** Problem details **
Sort through the material below and copy each line with "syrup".

** Available data **
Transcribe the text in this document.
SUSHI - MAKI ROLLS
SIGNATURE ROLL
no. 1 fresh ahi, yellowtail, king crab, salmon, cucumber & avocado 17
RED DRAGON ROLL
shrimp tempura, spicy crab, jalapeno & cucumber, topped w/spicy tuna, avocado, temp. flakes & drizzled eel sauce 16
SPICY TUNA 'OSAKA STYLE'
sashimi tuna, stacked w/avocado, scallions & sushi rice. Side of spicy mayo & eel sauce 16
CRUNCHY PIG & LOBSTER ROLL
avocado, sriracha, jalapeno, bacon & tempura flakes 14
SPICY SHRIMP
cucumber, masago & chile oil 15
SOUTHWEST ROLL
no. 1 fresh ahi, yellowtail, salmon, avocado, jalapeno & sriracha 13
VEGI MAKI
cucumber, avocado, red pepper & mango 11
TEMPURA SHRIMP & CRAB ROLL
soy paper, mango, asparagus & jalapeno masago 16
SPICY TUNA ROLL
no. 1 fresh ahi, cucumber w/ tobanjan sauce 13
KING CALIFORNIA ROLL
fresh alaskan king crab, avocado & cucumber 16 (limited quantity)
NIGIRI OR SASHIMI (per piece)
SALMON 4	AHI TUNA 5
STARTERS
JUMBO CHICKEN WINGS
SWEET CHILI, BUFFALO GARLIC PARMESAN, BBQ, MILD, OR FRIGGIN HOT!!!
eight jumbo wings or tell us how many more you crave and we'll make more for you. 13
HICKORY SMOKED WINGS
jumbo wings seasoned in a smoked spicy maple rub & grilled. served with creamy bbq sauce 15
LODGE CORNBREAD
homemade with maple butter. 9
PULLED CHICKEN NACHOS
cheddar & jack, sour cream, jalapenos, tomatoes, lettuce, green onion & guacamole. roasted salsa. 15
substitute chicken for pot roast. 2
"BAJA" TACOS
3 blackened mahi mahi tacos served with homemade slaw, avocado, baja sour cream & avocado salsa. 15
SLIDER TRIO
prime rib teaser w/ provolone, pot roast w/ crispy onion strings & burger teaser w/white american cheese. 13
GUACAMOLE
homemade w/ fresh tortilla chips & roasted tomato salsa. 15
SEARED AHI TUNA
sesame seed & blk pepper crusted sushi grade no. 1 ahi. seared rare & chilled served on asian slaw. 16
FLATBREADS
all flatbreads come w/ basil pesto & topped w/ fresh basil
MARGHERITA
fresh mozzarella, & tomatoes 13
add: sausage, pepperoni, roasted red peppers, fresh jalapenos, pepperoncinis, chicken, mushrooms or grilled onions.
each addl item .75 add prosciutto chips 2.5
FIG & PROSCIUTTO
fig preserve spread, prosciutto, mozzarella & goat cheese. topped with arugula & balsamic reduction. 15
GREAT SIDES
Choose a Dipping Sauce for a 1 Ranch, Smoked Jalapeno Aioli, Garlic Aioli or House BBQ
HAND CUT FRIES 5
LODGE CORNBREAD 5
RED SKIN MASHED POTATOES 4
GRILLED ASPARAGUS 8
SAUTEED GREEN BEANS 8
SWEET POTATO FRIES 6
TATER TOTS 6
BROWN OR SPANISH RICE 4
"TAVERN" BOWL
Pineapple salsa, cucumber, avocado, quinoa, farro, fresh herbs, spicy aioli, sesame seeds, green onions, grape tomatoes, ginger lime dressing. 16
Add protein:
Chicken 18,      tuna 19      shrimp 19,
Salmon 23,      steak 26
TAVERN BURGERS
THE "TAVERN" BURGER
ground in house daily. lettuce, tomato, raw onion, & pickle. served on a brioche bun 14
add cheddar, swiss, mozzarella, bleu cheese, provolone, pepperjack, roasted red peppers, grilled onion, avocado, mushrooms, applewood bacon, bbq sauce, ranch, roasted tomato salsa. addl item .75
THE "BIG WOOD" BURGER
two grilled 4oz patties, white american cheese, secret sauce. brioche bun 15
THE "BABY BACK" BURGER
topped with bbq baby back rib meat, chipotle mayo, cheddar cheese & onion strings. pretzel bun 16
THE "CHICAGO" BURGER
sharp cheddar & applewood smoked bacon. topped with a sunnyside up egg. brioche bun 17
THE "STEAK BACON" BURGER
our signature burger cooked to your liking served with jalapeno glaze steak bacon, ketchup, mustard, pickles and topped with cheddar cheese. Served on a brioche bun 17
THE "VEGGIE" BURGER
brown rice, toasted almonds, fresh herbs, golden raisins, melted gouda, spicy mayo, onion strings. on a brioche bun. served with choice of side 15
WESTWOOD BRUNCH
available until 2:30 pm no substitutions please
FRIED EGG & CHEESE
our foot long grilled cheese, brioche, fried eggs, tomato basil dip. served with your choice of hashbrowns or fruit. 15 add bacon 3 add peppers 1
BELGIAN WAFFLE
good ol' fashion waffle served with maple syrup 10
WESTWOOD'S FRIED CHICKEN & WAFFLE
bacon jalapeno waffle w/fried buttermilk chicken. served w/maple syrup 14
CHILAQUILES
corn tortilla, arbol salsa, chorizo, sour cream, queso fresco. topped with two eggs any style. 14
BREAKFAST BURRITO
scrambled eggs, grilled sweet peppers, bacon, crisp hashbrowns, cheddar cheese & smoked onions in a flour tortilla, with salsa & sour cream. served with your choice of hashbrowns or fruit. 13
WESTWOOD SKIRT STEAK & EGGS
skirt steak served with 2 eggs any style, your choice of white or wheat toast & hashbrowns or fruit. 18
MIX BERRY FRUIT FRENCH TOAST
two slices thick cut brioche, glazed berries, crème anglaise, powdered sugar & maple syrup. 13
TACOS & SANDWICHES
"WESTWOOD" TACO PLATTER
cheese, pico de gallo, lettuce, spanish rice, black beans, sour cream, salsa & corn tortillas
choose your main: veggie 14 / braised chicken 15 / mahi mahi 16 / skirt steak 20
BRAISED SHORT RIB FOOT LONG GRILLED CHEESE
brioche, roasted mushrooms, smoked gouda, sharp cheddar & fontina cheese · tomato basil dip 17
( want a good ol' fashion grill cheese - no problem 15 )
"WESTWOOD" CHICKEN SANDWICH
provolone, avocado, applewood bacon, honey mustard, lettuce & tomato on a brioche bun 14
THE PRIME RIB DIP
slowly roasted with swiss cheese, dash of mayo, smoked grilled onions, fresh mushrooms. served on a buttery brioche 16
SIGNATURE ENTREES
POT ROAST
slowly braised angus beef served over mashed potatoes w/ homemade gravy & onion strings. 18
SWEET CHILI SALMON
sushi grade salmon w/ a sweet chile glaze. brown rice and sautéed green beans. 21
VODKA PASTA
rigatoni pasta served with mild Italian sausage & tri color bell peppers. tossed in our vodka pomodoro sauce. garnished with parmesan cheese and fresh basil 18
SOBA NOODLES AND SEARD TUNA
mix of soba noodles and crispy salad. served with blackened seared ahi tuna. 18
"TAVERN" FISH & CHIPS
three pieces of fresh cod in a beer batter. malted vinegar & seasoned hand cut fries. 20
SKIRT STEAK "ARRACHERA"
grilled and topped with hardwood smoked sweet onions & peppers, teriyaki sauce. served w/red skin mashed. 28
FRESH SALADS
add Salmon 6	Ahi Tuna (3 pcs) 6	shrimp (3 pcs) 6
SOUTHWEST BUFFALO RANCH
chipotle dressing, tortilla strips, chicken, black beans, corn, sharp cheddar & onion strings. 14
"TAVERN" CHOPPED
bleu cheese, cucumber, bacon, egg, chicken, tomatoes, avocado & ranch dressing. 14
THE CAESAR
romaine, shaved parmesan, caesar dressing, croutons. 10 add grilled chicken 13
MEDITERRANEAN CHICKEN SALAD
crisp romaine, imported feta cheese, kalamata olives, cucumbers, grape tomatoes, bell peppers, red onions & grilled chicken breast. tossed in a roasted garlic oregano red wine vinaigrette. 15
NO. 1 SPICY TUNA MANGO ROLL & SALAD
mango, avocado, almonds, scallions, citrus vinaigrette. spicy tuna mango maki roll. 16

** Answer section **
good ol' fashion waffle served with maple syrup 10
bacon jalapeno waffle w/fried buttermilk chicken. served w/maple syrup 14
two slices thick cut brioche, glazed berries, crème anglaise, powdered sugar & maple syrup. 13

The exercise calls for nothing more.